> Selected extract
····················
So what happens when pasteurized milk is linked to sickness and death?
As is this example: Outbreak of Listeria monocytogenes Infections Associated with Pasteurized Milk from a Local Dairy – Massachusetts, 2007 From CDC's MMWR: On November 27, 2007, a local health officer in central Massachusetts contacted the Massachusetts Department of Public Health (MDPH) to report listeriosis in a man aged 87 years. Pulsed-field gel electrophoresis (PFGE) performed on the patient's Listeria monocytogenes isolate produced a pattern indistinguishable from that of isolates from three other cases identified in residents of central Massachusetts in June, October, and early November 2007. MDPH, in collaboration with local public health officials, conducted an investigation, which implicated pasteurized, flavored and nonflavored, fluid milk produced by a local dairy (dairy A) as the source of the outbreak. This report summarizes the results of that investigation. In all, five cases were identified, and three deaths occurred. This outbreak illustrates the potential for contamination of fluid milk products after pasteurization and the difficulty in detecting outbreaks of L. monocytogenes infections.
And this example: Massive outbreak of antimicrobial-resistant salmonellosis traced to pasteurized milk
C. A. Ryan et al., JAMA. Vol. 258 No. 22, December 11, 1987
Centers for Disease Control, Atlanta, GA 30333.
Two waves of antimicrobial-resistant Salmonella typhimurium infections in Illinois totaling over 16 000 culture-confirmed cases were traced to two brands of pasteurized 2% milk produced by a single dairy plant. Salmonellosis was associated with taking antimicrobials before onset of illness. Two surveys to determine the number of persons who were actually affected yielded estimates of 168,791 and 197,581 persons, making this the largest outbreak of salmonellosis ever identified in the United States. The epidemic strain was easily identified because it had a rare antimicrobial resistance pattern and a highly unusual plasmid profile; study of stored isolates showed it had caused clusters of salmonellosis during the previous ten months that may have been related to the same plant, suggesting that the strain had persisted in the plant and repeatedly contaminated milk after pasteurization.
····················
> Task instructions
[1] Return the stretch of the passage on pasteurized milk outbreaks from "Two waves of" through "milk after pasteurization.", copied word for word.
[2] Take the passage on pasteurized milk outbreaks further, writing on from its final sentence.

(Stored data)
····················
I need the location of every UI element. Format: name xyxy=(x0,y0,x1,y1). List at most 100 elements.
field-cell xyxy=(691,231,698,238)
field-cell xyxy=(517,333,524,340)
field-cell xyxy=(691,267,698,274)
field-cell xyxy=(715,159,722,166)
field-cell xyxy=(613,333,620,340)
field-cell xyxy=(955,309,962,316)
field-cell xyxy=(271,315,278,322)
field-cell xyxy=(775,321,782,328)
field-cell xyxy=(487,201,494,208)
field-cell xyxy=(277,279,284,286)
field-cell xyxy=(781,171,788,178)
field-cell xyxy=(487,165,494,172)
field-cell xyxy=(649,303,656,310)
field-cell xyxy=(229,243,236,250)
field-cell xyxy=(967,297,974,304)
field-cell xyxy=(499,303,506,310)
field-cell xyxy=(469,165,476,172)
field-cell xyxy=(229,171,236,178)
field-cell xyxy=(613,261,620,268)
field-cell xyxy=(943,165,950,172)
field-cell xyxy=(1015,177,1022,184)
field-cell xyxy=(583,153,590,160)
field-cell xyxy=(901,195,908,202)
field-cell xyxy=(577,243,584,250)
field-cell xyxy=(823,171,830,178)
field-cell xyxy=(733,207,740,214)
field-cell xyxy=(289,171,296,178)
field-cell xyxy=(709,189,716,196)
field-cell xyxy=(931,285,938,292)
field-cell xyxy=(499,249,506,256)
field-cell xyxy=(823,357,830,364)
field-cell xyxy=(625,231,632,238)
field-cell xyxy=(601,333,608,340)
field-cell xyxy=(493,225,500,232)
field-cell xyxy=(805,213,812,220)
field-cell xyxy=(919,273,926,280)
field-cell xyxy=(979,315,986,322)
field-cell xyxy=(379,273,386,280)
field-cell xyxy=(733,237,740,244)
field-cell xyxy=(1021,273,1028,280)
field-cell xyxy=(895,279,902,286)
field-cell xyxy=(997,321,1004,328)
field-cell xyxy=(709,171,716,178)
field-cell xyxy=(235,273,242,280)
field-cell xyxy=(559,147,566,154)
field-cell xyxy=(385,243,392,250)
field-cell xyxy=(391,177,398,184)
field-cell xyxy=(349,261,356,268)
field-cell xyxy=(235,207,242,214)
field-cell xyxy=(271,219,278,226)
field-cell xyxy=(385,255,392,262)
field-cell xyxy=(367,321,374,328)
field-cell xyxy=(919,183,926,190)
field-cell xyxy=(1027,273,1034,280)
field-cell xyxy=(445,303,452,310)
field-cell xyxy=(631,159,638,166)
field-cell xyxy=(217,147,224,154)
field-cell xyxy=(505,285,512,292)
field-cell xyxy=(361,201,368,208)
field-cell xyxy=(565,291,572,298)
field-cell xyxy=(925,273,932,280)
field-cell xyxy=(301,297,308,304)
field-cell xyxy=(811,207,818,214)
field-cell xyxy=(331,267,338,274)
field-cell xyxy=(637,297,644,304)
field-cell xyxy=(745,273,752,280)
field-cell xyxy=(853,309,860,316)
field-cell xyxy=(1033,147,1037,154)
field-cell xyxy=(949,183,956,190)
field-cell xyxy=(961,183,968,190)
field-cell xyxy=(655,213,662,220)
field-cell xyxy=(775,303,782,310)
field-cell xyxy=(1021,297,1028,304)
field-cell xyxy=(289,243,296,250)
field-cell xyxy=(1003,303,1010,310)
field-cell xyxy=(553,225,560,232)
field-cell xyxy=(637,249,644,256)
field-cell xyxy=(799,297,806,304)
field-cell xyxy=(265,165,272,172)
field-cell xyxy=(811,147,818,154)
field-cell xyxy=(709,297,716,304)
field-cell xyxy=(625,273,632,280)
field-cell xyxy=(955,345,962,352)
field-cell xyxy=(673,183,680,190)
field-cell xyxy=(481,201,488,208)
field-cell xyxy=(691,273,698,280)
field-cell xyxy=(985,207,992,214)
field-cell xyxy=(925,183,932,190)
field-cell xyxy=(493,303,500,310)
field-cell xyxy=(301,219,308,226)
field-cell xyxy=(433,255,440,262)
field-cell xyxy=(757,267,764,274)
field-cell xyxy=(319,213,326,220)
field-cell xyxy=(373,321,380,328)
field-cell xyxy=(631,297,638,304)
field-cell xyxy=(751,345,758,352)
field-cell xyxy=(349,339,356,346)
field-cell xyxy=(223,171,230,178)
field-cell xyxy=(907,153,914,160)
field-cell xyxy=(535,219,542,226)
····················
> Replies
[1]
Two waves of antimicrobial-resistant Salmonella typhimurium infections in Illinois totaling over 16 000 culture-confirmed cases were traced to two brands of pasteurized 2% milk produced by a single dairy plant. Salmonellosis was associated with taking antimicrobials before onset of illness. Two surveys to determine the number of persons who were actually affected yielded estimates of 168,791 and 197,581 persons, making this the largest outbreak of salmonellosis ever identified in the United States. The epidemic strain was easily identified because it had a rare antimicrobial resistance pattern and a highly unusual plasmid profile; study of stored isolates showed it had caused clusters of salmonellosis during the previous ten months that may have been related to the same plant, suggesting that the strain had persisted in the plant and repeatedly contaminated milk after pasteurization.

[2]
Make it simple, corporate America is choosing profit over principle, raw milk sales will not effect your bottom line, I do not drink pasteurized milk anyway, so you will not be losing me or my family as customers. I notice that disease management is still big business, so when you feed cows corn, you need big pharma and it's drugs to keep the cows alive, not healthy, but alive. Fools, you would'nt know good food if it hit you in the mouth!
Bruce Krupke, you could care less about public safety. Because it is impossible for factory farms such as those owned by your members to produce raw milk, you simply don't want ANYONE to have it. The truth is that your factory-farmed milk contains blood and feces due to disgusting conditions, and it MUST BE pasteurized to make it safe to drink. Your factory farms simply CANNOT COMPETE with clean raw milk farmers.
I grew up on raw milk as did milions of people befoe greed took over the food industry. Does anyone think that a farmer would do anything to hurt is bottom line of getting 3 times the amount of money from customers than the govt gives to factory farms for their milk? The customer must be able to make the choice based upon their own knowledge of the source, they are not stupid as the govt thinks we are. If we were allowed to see the way factory farms produce and work with our food system there would be a revolt bigger than what is happening now. yes there will be isolated problems, but they wil not affect thousands of people as when there are problems with factory farms.